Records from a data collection
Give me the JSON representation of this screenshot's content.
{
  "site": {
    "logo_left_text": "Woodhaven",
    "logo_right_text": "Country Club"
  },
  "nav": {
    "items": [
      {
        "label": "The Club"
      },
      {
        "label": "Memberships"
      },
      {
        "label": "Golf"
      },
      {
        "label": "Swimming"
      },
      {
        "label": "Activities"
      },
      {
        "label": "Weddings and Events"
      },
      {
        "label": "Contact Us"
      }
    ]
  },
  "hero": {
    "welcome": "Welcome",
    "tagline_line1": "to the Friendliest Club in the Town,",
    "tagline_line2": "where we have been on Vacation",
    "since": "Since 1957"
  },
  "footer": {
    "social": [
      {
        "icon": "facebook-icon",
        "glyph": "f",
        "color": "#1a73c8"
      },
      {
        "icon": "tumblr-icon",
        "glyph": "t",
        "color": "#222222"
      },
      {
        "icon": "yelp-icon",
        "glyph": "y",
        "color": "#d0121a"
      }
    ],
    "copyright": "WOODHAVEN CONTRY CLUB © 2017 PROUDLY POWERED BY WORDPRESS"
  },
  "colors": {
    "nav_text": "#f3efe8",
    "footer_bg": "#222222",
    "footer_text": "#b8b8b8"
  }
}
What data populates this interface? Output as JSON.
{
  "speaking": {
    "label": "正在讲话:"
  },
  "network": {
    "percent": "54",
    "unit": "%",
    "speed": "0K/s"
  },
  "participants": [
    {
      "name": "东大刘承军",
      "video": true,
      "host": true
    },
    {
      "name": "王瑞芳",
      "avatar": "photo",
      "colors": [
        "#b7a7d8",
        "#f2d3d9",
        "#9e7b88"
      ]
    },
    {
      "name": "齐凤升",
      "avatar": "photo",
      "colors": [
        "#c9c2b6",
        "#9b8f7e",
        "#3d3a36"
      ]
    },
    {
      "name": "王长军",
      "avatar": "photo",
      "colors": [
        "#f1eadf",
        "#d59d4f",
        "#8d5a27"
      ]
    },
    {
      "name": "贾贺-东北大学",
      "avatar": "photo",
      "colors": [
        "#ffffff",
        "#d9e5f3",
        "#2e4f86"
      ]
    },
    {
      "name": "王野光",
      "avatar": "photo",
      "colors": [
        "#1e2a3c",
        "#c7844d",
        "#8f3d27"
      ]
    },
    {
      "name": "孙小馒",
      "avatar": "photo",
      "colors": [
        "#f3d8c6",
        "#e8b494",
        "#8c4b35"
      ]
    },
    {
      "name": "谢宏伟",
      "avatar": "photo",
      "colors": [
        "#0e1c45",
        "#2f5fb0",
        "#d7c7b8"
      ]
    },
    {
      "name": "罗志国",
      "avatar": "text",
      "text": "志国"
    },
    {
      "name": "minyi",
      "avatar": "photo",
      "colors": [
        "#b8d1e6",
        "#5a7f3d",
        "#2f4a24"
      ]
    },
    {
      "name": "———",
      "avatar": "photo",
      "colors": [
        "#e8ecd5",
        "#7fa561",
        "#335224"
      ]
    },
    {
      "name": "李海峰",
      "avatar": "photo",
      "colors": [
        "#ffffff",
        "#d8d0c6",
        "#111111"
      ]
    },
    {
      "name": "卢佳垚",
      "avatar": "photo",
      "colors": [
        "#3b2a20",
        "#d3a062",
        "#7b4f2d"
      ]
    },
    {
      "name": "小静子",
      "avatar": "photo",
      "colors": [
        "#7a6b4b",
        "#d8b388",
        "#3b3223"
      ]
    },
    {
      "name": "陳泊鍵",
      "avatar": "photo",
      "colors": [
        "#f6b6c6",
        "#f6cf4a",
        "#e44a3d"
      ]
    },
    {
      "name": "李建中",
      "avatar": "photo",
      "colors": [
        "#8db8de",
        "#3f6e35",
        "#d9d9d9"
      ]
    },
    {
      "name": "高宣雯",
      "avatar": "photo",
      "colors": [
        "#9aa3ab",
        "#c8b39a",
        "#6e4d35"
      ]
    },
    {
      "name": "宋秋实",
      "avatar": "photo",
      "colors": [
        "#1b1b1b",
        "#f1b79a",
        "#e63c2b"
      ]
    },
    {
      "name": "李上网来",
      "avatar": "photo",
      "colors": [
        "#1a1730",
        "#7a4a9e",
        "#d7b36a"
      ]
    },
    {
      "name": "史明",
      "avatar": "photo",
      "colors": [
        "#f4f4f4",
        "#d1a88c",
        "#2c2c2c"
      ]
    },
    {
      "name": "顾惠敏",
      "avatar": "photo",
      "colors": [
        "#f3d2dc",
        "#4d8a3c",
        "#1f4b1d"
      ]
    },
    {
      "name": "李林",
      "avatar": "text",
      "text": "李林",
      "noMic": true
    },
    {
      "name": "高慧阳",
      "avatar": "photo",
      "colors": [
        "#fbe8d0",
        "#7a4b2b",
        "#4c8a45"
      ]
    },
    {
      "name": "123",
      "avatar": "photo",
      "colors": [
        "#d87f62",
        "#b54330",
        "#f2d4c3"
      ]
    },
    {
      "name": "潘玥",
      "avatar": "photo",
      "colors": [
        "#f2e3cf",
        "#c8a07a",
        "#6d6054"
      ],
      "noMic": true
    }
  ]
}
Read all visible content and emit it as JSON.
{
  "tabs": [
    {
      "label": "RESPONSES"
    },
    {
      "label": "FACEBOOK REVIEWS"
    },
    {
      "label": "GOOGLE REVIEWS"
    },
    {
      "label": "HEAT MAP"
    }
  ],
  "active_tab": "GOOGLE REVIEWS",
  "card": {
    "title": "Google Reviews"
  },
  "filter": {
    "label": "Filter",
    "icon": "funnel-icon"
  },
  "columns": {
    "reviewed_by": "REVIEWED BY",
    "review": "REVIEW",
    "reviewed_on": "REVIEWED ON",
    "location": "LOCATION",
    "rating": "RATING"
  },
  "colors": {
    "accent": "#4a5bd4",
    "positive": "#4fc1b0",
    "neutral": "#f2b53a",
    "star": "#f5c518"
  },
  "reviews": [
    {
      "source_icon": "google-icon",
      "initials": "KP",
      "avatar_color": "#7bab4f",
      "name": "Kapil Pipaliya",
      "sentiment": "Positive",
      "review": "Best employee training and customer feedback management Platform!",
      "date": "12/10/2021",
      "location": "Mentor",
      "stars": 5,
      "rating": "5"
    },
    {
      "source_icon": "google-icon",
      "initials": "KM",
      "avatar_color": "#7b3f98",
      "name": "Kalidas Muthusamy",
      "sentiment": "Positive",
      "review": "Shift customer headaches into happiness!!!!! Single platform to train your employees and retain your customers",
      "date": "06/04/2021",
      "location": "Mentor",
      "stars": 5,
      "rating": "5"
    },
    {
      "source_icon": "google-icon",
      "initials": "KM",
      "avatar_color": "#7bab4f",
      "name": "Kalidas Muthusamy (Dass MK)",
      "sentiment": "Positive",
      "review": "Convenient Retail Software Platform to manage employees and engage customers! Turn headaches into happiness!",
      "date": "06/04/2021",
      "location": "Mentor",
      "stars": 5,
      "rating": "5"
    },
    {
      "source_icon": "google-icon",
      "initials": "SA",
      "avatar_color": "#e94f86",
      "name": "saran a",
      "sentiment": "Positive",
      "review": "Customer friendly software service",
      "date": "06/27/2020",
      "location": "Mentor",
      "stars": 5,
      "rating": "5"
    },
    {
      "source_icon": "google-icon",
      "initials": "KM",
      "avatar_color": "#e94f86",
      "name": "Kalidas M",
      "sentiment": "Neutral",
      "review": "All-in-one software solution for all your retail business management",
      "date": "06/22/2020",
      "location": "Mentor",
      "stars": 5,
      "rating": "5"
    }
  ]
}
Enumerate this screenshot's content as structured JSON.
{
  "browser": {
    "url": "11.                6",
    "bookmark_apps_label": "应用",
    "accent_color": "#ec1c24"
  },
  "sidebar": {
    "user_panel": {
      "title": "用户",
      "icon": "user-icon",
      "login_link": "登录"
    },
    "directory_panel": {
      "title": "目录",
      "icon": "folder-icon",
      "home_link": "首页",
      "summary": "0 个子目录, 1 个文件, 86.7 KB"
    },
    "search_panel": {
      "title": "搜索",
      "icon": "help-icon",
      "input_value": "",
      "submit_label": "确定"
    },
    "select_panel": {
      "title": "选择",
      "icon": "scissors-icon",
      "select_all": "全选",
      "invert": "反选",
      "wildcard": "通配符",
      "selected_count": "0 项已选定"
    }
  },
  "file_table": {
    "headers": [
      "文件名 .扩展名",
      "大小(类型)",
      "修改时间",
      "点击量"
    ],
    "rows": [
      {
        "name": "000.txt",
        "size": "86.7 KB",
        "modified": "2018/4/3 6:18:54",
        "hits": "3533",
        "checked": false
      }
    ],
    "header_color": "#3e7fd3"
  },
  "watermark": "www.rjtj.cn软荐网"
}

| WORK REQUIRED |
How many lines of these entries contain the string "title"? Reply with the number alone.

| ANSWER IN FULL |
5